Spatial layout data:

+===+

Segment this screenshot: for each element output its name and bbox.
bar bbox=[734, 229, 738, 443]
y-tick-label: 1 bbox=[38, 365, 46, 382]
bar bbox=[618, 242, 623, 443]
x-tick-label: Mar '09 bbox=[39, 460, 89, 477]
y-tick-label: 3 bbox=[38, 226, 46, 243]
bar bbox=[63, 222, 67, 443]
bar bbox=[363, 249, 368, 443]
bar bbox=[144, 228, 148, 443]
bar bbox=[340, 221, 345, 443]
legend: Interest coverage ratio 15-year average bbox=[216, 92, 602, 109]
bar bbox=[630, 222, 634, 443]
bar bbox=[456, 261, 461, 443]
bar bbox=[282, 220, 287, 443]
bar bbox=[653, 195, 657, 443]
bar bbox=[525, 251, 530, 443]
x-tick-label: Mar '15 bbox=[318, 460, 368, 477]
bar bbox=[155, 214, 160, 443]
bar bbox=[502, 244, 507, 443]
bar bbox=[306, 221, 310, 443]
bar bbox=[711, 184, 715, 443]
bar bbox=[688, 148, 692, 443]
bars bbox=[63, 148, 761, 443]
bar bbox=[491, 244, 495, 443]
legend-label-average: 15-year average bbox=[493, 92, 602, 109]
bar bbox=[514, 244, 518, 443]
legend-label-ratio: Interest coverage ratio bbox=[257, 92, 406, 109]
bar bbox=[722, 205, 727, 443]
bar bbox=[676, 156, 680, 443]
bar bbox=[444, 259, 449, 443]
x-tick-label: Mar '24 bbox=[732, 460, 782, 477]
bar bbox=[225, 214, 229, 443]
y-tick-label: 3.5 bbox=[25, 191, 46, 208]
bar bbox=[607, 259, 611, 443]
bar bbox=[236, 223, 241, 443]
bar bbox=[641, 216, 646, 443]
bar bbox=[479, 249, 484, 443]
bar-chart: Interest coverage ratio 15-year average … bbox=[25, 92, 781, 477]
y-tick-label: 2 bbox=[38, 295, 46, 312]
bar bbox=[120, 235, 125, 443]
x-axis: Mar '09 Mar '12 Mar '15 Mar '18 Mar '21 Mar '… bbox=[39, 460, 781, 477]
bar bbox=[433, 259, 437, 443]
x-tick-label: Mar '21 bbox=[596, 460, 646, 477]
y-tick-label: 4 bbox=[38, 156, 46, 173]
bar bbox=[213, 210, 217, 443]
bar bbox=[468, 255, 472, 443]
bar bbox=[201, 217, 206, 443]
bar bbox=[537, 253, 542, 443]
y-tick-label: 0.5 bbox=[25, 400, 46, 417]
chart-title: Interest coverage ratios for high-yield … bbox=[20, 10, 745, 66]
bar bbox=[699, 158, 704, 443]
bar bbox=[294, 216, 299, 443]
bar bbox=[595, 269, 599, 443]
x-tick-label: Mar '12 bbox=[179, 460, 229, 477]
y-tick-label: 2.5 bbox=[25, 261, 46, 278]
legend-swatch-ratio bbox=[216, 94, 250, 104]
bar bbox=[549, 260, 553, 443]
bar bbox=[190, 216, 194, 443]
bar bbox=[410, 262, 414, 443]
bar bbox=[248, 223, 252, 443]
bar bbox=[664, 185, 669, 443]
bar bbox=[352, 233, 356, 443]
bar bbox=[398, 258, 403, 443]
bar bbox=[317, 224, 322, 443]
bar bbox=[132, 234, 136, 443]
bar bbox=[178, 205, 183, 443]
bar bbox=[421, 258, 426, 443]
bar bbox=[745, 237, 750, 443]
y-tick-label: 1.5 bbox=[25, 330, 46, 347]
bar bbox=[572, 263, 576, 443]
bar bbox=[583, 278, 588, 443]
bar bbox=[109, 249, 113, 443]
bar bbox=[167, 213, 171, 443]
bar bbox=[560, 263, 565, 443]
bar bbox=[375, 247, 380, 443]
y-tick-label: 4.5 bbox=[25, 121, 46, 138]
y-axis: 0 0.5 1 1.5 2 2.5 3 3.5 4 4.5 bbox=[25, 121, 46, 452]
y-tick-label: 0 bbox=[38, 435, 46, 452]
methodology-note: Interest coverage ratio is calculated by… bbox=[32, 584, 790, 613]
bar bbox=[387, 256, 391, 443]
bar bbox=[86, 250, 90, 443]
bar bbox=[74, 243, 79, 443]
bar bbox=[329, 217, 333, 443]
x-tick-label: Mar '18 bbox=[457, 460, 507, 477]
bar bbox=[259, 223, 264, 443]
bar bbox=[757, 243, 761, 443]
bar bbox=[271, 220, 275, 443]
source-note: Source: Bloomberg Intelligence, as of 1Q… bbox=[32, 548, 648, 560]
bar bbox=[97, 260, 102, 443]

+===+

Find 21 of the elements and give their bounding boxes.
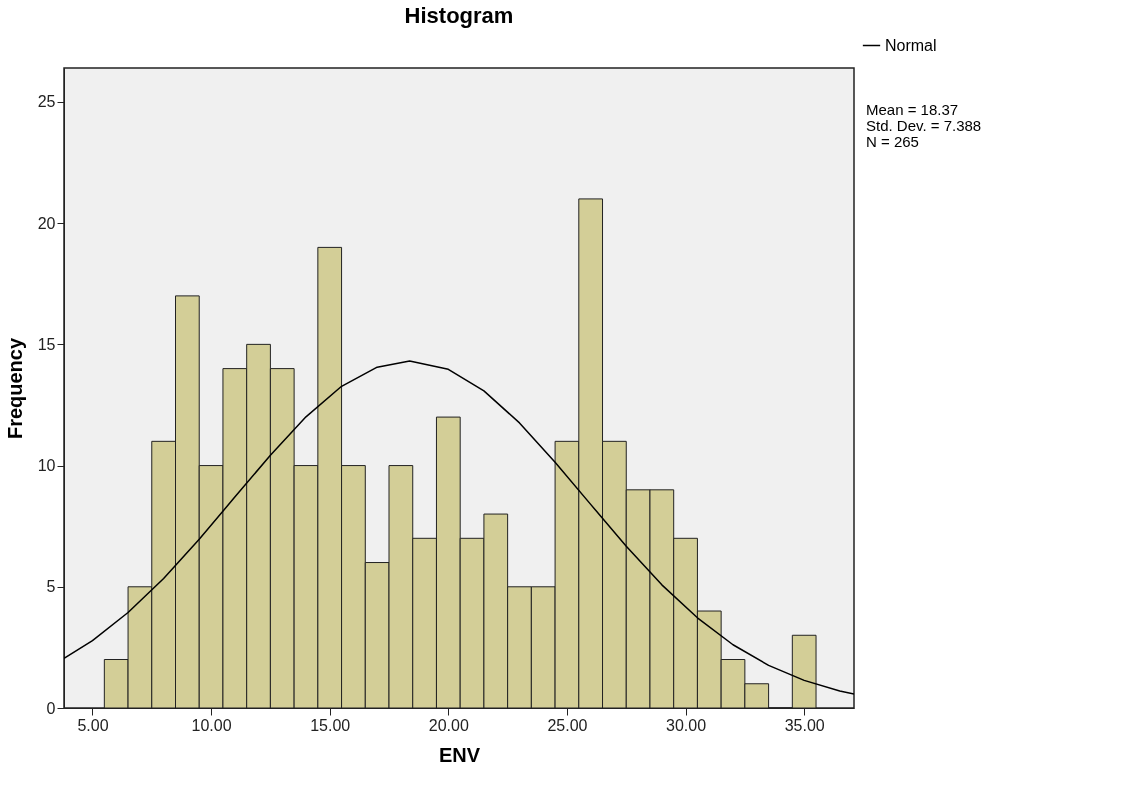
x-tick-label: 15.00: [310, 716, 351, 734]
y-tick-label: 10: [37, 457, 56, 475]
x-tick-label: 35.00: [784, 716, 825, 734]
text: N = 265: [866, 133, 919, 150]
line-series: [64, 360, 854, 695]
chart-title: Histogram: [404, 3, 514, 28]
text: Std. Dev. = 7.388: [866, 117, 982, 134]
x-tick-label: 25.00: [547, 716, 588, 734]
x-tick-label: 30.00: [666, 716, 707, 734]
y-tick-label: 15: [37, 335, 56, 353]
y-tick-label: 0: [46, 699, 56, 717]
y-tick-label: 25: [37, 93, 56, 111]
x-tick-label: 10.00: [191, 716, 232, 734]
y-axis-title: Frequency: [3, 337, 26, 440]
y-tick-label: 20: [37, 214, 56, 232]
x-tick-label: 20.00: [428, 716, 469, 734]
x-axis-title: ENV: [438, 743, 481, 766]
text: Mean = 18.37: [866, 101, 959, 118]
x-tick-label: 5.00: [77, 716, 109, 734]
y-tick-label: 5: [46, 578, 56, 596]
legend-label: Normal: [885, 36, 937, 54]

+===+

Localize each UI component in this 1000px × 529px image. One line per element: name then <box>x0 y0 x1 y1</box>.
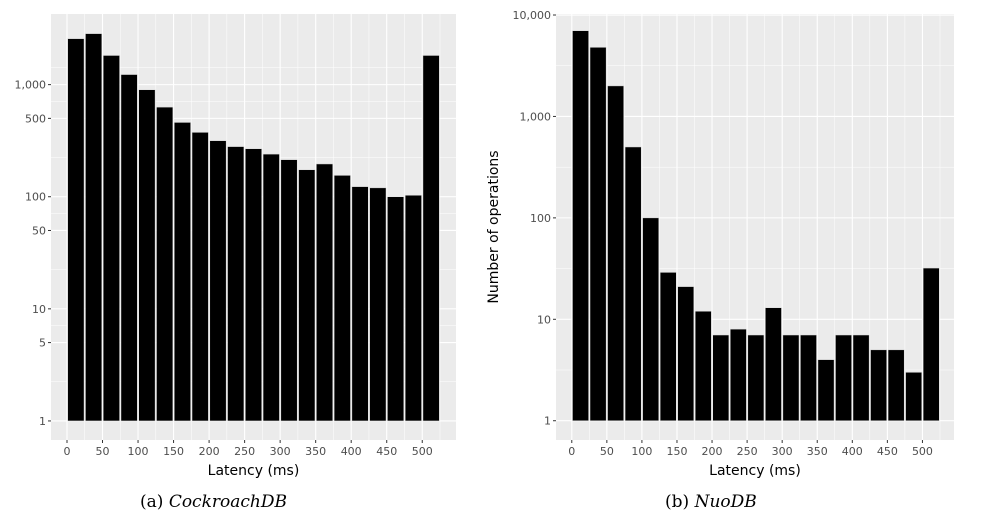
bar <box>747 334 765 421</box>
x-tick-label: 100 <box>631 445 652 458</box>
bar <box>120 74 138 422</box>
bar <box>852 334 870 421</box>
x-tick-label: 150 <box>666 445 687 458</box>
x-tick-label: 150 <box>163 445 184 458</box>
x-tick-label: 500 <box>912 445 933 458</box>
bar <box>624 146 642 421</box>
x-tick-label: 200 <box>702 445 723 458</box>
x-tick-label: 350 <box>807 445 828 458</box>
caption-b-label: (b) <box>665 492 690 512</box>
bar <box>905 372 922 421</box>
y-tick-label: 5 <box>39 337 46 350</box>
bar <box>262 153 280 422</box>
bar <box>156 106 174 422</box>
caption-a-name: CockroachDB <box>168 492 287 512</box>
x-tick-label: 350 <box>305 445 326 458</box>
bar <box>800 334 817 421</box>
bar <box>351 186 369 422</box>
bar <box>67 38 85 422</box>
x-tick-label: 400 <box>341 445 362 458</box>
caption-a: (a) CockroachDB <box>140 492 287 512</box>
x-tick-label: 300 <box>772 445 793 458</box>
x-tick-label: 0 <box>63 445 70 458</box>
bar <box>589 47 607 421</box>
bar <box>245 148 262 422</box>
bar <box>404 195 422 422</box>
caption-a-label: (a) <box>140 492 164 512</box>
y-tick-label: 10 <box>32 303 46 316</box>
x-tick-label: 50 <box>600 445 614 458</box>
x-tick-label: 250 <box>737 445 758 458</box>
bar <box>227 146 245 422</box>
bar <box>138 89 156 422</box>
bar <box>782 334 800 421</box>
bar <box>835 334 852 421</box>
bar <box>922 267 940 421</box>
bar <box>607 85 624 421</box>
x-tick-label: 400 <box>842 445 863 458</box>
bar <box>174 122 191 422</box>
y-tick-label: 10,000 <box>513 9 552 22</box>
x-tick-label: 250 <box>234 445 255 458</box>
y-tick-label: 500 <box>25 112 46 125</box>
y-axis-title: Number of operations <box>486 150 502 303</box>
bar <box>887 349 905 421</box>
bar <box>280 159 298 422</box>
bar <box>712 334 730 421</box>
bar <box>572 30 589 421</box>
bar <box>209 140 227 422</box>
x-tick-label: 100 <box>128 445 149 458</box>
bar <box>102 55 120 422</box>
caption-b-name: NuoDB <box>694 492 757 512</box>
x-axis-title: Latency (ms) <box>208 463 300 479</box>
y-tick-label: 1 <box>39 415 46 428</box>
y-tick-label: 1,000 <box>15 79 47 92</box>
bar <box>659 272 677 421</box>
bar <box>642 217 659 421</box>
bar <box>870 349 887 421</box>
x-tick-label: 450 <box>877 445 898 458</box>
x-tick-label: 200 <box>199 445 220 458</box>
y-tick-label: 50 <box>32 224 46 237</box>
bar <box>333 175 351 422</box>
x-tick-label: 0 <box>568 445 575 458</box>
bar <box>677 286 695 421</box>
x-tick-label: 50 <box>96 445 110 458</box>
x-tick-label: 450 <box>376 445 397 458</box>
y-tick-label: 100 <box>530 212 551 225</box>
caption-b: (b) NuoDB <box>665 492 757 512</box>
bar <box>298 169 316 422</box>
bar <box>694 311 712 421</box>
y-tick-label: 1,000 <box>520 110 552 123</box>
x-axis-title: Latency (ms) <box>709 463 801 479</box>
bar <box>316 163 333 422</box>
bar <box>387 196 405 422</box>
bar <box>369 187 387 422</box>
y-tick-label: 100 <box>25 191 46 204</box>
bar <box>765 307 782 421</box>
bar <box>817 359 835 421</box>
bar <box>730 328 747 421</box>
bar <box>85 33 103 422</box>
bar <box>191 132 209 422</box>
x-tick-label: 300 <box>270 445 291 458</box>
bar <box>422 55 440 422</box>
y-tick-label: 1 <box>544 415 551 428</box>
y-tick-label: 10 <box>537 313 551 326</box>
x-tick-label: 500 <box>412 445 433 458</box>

+===+

▶ [WHAT IS REQUIRED] Starting at the line containing "bar <box>747 334 765 421</box>" and ending with the line containing "x-tick-label: 350 <box>807 445 828 458</box>", write out those lines again with "x-tick-label" switched to "x-axis-label" and everything else left as it is.

▶ [EXERCISE RESPONSE]
bar <box>747 334 765 421</box>
x-axis-label: 100 <box>631 445 652 458</box>
bar <box>120 74 138 422</box>
bar <box>852 334 870 421</box>
x-axis-label: 150 <box>666 445 687 458</box>
x-axis-label: 150 <box>163 445 184 458</box>
x-axis-label: 500 <box>912 445 933 458</box>
bar <box>624 146 642 421</box>
x-axis-label: 200 <box>702 445 723 458</box>
x-axis-label: 350 <box>807 445 828 458</box>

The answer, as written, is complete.